[Dataset excerpts]
::::::::

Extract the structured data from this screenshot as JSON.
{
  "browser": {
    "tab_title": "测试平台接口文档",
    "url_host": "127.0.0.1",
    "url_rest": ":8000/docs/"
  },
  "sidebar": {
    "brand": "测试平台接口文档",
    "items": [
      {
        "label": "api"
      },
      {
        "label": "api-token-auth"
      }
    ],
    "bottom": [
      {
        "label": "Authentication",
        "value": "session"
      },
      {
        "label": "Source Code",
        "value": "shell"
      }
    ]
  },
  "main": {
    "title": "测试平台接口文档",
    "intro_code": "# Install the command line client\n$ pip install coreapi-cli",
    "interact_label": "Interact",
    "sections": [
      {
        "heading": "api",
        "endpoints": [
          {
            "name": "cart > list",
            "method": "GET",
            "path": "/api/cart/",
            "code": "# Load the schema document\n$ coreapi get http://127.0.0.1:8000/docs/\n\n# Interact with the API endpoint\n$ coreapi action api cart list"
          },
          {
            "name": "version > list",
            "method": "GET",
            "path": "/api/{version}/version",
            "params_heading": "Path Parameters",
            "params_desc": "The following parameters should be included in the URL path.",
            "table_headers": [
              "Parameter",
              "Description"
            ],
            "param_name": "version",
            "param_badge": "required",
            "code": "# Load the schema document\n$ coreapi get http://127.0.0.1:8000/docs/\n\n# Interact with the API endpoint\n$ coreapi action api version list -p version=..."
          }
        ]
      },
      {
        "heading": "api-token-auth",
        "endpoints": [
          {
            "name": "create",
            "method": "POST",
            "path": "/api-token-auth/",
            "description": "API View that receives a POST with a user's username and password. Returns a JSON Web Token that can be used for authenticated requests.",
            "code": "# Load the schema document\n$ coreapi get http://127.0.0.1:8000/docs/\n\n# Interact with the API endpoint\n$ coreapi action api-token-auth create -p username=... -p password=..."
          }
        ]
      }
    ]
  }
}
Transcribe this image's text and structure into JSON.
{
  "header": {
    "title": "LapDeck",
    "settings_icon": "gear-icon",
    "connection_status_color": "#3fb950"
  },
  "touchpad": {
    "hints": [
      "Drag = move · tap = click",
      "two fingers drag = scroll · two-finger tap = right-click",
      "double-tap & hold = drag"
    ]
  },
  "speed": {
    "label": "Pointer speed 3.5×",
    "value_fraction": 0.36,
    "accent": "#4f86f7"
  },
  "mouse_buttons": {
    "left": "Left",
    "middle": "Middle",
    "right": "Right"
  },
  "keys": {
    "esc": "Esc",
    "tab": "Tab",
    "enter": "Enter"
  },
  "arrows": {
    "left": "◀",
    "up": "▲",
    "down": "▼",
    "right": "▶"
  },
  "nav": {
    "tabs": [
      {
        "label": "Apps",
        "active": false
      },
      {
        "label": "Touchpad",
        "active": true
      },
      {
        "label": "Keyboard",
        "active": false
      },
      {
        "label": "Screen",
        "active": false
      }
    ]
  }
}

::::::::

* **Written problem**
Copy each line exactly, from the line containing "Transcribe this image's" down to the last line of the material, and no other lines.

* **Exercise output**
Transcribe this image's text and structure into JSON.
{
  "header": {
    "title": "LapDeck",
    "settings_icon": "gear-icon",
    "connection_status_color": "#3fb950"
  },
  "touchpad": {
    "hints": [
      "Drag = move · tap = click",
      "two fingers drag = scroll · two-finger tap = right-click",
      "double-tap & hold = drag"
    ]
  },
  "speed": {
    "label": "Pointer speed 3.5×",
    "value_fraction": 0.36,
    "accent": "#4f86f7"
  },
  "mouse_buttons": {
    "left": "Left",
    "middle": "Middle",
    "right": "Right"
  },
  "keys": {
    "esc": "Esc",
    "tab": "Tab",
    "enter": "Enter"
  },
  "arrows": {
    "left": "◀",
    "up": "▲",
    "down": "▼",
    "right": "▶"
  },
  "nav": {
    "tabs": [
      {
        "label": "Apps",
        "active": false
      },
      {
        "label": "Touchpad",
        "active": true
      },
      {
        "label": "Keyboard",
        "active": false
      },
      {
        "label": "Screen",
        "active": false
      }
    ]
  }
}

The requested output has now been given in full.